__TASK BRIEF__.
Retype each record shown below, leaving every character as it is.

Collected data

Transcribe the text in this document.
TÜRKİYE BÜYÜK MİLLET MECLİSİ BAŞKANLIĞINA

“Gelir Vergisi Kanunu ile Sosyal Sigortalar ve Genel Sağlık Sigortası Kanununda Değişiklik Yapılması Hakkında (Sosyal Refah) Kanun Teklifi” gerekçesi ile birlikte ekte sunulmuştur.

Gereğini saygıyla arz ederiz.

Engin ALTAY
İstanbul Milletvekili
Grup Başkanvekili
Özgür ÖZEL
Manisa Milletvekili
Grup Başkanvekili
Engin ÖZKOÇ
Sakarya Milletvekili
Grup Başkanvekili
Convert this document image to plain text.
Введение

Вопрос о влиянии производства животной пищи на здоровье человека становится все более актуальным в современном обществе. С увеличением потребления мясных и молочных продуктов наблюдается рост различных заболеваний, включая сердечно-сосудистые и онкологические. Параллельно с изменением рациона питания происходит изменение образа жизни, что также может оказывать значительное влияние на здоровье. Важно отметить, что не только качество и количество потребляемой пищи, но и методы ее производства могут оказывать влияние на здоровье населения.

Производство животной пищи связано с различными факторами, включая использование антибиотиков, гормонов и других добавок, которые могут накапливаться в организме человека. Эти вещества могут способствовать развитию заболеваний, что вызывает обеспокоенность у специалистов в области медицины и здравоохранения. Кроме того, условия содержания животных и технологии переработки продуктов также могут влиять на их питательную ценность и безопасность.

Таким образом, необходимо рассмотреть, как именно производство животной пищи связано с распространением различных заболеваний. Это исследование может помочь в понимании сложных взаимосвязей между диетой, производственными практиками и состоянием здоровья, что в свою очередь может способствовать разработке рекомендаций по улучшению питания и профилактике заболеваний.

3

__RESPONSE__.
Transcribe the text in this document.
TÜRKİYE BÜYÜK MİLLET MECLİSİ BAŞKANLIĞINA

“Gelir Vergisi Kanunu ile Sosyal Sigortalar ve Genel Sağlık Sigortası Kanununda Değişiklik Yapılması Hakkında (Sosyal Refah) Kanun Teklifi” gerekçesi ile birlikte ekte sunulmuştur.

Gereğini saygıyla arz ederiz.

Engin ALTAY
İstanbul Milletvekili
Grup Başkanvekili
Özgür ÖZEL
Manisa Milletvekili
Grup Başkanvekili
Engin ÖZKOÇ
Sakarya Milletvekili
Grup Başkanvekili
Convert this document image to plain text.
Введение

Вопрос о влиянии производства животной пищи на здоровье человека становится все более актуальным в современном обществе. С увеличением потребления мясных и молочных продуктов наблюдается рост различных заболеваний, включая сердечно-сосудистые и онкологические. Параллельно с изменением рациона питания происходит изменение образа жизни, что также может оказывать значительное влияние на здоровье. Важно отметить, что не только качество и количество потребляемой пищи, но и методы ее производства могут оказывать влияние на здоровье населения.

Производство животной пищи связано с различными факторами, включая использование антибиотиков, гормонов и других добавок, которые могут накапливаться в организме человека. Эти вещества могут способствовать развитию заболеваний, что вызывает обеспокоенность у специалистов в области медицины и здравоохранения. Кроме того, условия содержания животных и технологии переработки продуктов также могут влиять на их питательную ценность и безопасность.

Таким образом, необходимо рассмотреть, как именно производство животной пищи связано с распространением различных заболеваний. Это исследование может помочь в понимании сложных взаимосвязей между диетой, производственными практиками и состоянием здоровья, что в свою очередь может способствовать разработке рекомендаций по улучшению питания и профилактике заболеваний.

3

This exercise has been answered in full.